** START Records **

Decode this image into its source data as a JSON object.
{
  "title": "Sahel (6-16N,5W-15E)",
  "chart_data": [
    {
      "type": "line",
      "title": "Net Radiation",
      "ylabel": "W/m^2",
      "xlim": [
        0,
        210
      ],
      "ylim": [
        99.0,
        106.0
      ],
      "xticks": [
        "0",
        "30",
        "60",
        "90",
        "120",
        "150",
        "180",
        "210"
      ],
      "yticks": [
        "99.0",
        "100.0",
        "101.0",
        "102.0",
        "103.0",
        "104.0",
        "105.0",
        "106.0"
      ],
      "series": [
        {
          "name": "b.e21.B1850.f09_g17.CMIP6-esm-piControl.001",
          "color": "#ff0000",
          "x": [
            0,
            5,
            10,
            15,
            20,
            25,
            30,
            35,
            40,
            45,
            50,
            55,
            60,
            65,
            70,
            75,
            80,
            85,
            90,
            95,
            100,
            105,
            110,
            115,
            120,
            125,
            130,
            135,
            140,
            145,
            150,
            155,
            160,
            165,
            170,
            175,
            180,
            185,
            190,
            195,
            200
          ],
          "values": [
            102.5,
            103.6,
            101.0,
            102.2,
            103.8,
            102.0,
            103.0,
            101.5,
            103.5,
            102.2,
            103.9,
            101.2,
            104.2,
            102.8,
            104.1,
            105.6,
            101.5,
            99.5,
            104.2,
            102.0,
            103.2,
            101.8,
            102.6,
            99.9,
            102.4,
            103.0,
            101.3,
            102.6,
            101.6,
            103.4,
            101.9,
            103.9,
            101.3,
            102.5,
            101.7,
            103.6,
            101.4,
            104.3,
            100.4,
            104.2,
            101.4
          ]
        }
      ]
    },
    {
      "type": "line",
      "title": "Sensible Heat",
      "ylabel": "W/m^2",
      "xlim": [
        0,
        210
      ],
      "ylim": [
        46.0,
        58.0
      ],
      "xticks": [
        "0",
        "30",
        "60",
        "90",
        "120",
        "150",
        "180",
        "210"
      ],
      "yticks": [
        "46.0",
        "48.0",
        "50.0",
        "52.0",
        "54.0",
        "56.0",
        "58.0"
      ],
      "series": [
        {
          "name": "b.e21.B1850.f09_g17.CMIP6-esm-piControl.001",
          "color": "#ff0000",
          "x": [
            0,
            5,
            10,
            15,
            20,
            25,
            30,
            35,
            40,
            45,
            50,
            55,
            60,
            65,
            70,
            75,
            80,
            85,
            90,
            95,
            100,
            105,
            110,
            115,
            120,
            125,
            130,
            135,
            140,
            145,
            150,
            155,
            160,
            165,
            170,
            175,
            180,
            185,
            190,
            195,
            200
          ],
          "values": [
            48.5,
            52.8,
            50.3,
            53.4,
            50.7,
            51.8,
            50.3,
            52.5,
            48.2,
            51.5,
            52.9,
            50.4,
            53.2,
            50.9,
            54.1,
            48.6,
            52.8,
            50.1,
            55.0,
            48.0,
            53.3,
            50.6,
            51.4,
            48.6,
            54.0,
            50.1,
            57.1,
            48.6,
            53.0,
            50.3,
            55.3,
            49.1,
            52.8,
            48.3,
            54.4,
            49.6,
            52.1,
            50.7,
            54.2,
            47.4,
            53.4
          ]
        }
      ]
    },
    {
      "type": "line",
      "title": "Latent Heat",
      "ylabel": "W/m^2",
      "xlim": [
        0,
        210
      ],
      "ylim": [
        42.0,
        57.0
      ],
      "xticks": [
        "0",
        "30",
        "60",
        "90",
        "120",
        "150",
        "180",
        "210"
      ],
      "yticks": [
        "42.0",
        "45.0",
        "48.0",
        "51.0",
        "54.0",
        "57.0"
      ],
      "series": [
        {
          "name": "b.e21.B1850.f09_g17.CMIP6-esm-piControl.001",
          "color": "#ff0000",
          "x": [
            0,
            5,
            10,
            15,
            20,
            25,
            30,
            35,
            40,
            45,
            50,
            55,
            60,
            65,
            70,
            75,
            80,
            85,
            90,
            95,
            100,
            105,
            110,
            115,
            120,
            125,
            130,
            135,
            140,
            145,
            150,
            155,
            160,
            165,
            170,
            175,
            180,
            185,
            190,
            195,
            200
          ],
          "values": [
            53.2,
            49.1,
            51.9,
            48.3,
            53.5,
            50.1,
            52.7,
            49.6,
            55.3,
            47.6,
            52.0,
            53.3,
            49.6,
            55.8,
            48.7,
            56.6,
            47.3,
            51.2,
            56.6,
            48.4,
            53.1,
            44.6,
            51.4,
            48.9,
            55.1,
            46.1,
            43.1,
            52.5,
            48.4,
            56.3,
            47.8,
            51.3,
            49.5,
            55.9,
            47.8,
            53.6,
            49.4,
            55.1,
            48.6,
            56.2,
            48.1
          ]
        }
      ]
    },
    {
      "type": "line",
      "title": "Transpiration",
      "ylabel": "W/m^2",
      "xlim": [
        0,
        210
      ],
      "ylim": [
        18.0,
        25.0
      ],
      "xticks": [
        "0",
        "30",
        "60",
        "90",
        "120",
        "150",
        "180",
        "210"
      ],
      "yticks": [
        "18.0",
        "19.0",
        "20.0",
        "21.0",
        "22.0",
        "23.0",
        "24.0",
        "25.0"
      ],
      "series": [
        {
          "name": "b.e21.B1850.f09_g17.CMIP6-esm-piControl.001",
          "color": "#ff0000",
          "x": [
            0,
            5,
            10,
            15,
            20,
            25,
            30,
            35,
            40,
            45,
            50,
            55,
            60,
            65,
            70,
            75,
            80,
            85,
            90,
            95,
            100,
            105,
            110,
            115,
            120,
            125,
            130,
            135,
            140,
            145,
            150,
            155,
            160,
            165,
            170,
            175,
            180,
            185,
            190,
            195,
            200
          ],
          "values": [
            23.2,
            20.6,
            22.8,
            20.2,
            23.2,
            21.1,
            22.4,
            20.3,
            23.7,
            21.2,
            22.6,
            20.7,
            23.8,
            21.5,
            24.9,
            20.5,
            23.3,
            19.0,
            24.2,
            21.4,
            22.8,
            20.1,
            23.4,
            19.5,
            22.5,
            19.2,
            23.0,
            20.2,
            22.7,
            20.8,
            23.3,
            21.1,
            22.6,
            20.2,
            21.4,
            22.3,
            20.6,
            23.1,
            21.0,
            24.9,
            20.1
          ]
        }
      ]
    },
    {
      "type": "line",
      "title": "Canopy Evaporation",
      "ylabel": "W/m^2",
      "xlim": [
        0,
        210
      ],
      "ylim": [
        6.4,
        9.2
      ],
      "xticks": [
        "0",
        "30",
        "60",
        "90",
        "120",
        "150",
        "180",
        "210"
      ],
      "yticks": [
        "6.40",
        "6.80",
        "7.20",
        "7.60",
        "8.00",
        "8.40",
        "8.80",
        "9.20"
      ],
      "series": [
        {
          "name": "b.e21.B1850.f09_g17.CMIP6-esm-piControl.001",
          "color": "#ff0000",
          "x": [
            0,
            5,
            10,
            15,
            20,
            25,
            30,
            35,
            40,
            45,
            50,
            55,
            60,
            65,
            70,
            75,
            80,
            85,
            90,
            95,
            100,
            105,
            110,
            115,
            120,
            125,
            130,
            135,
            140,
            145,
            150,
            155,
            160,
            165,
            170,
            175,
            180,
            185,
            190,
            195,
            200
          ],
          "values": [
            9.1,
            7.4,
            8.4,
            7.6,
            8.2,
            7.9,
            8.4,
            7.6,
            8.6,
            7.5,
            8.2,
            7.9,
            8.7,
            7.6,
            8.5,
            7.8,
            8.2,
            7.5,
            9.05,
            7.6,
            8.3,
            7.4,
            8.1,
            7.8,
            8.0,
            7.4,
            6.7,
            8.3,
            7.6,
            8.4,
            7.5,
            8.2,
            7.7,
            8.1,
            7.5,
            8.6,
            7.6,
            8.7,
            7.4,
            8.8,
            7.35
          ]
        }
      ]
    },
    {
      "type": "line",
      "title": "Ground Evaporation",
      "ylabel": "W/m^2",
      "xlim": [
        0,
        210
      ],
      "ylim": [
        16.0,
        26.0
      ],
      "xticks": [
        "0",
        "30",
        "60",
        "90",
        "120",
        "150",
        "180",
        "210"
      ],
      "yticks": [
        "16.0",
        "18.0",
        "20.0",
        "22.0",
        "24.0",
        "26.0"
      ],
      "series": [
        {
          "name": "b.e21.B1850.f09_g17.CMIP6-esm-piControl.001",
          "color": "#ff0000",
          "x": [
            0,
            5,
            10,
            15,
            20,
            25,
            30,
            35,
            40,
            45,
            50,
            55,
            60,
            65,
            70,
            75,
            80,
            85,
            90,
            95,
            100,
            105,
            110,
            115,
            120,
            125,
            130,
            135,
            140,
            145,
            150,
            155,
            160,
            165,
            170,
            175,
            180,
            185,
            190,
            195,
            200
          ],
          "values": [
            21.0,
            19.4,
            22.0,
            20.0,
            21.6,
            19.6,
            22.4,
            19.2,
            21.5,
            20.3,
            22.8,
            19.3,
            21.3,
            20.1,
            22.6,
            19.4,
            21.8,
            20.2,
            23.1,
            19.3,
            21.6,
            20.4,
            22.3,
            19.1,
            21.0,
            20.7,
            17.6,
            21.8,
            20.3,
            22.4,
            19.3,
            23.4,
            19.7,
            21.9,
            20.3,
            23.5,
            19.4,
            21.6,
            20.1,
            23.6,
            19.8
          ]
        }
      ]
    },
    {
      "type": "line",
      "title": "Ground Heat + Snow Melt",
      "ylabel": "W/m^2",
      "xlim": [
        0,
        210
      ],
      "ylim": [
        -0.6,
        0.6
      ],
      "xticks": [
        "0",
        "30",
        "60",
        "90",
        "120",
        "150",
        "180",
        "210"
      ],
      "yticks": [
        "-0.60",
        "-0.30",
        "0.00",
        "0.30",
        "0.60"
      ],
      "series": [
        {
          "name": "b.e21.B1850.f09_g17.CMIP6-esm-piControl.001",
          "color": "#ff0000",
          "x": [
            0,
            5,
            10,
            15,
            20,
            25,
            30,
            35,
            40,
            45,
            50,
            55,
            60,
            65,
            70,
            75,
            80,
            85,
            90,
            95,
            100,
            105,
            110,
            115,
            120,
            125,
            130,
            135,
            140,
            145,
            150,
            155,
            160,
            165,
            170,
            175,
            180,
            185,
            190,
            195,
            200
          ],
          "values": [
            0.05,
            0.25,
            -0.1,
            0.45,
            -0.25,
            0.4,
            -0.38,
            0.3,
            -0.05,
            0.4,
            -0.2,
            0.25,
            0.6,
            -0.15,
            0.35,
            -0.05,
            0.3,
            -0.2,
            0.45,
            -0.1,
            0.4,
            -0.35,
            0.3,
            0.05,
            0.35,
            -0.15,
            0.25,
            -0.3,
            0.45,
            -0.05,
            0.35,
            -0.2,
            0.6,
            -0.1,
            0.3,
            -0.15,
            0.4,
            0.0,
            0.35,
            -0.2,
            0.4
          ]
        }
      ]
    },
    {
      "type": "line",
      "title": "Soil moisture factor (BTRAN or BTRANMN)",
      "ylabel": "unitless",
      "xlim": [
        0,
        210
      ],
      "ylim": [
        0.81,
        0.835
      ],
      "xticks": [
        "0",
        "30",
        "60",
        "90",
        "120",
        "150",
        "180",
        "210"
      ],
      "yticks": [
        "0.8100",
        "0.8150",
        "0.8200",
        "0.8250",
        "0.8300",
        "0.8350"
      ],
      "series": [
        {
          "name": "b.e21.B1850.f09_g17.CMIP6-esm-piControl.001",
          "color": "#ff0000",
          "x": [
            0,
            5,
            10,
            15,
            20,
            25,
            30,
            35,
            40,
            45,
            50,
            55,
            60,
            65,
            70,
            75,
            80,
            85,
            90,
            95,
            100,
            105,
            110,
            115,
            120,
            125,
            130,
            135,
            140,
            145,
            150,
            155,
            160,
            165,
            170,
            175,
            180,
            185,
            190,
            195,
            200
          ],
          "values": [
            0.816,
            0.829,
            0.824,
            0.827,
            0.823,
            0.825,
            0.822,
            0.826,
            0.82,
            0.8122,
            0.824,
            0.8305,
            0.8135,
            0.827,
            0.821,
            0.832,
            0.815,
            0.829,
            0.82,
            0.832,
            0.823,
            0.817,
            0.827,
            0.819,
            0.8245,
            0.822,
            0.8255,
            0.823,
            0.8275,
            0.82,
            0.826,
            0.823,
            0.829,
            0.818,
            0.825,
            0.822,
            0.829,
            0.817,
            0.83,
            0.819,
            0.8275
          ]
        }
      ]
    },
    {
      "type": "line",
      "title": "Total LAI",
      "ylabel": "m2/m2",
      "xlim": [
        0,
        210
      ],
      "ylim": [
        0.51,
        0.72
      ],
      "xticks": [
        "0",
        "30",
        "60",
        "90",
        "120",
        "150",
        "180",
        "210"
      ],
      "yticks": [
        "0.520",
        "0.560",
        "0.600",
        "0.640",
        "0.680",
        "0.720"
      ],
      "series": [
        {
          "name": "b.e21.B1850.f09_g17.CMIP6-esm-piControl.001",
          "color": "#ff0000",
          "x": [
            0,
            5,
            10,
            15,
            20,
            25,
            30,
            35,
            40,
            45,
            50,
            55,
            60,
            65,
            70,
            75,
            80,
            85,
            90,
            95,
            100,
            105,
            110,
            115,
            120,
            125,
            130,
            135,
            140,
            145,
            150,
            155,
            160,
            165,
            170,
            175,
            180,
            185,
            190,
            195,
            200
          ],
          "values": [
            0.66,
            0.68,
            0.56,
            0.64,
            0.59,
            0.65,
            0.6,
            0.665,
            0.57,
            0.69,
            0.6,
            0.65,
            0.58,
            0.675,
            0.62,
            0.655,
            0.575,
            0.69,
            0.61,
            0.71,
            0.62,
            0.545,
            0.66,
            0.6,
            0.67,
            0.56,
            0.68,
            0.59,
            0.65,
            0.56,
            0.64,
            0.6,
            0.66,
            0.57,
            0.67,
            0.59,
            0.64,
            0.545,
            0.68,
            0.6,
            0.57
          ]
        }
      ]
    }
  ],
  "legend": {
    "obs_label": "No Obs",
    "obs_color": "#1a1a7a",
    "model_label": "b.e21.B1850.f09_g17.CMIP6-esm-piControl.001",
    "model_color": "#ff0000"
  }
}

** END Records **

**Your task**:
Search the material above for "Heat". Pull out each line where it shows up.

**Exercise output**:
      "title": "Sensible Heat",
      "title": "Latent Heat",
      "title": "Ground Heat + Snow Melt",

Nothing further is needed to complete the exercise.